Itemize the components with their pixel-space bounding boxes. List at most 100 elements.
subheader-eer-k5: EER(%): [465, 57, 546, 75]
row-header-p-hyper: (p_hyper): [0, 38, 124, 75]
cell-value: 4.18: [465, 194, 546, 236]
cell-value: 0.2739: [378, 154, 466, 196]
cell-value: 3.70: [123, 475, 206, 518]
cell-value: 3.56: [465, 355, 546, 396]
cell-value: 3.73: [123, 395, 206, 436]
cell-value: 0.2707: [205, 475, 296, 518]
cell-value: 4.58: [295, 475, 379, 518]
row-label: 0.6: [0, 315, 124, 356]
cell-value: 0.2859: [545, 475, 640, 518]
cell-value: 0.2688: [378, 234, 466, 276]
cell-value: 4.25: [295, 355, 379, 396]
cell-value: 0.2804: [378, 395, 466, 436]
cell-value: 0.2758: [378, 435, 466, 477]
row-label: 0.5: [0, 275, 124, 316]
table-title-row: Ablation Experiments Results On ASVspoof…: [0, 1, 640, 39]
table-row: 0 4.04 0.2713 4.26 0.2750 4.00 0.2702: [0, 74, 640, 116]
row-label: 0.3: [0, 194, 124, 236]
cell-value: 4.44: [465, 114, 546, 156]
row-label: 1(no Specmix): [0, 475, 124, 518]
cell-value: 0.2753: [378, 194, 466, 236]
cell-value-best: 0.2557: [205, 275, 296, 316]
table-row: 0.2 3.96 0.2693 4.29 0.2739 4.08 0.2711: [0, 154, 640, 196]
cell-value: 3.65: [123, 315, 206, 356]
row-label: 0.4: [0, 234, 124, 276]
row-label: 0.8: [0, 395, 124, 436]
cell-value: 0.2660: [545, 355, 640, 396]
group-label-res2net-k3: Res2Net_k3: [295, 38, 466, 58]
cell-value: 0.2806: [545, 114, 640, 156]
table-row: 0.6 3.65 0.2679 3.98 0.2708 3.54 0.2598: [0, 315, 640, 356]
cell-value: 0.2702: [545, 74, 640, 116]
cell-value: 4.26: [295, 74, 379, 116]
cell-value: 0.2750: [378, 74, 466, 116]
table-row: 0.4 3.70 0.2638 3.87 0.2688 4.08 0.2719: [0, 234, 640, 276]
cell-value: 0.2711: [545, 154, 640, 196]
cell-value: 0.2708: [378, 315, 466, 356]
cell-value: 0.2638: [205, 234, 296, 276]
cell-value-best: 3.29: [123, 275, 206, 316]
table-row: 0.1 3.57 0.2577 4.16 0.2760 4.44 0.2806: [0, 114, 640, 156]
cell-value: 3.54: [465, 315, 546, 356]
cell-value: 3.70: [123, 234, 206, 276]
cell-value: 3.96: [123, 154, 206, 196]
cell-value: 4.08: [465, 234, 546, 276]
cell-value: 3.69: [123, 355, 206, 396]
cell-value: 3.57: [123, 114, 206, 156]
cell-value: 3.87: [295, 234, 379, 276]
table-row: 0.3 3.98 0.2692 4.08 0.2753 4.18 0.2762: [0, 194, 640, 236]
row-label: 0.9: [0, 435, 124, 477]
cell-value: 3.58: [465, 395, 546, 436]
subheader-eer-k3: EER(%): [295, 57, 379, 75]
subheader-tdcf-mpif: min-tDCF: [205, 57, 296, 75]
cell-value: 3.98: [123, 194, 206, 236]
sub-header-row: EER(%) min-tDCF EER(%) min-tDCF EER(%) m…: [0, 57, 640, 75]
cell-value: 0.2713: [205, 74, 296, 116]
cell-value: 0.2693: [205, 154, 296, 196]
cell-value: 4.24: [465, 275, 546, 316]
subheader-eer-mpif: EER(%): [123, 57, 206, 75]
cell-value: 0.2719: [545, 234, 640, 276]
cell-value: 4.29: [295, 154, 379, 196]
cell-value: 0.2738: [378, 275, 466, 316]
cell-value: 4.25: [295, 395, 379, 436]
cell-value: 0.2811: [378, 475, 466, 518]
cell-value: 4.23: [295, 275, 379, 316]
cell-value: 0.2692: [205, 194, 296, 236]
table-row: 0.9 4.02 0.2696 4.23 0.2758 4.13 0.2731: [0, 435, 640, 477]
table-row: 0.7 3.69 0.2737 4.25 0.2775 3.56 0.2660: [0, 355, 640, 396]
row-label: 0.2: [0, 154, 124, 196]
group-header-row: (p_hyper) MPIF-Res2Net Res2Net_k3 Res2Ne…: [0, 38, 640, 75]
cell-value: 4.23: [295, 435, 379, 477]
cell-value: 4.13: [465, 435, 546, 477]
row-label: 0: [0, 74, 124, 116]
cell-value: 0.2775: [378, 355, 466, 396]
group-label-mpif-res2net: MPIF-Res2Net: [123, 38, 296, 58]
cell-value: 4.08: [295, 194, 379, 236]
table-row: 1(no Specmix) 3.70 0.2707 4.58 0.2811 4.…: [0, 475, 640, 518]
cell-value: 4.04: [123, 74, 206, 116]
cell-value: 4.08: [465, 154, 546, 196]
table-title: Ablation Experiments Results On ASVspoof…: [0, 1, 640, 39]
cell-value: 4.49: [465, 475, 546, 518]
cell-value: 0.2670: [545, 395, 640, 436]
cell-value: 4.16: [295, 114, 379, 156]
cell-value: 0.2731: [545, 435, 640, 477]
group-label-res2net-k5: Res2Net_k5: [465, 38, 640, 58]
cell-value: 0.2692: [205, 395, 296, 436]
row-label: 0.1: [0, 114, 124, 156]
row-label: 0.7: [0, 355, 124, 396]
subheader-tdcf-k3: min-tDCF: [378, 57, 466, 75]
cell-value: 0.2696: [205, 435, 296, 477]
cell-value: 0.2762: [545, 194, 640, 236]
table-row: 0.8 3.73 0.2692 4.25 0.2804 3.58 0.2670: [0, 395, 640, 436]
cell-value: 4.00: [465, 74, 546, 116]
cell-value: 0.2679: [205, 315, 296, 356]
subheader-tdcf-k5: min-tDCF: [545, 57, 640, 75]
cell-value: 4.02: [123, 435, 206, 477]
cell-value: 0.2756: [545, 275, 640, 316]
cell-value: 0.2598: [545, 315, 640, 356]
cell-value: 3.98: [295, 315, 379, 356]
━━━━━━━━━━━━━━━━━━━━
How many rows above contain the string "Specmix", with case counting? Reply with the number only.

2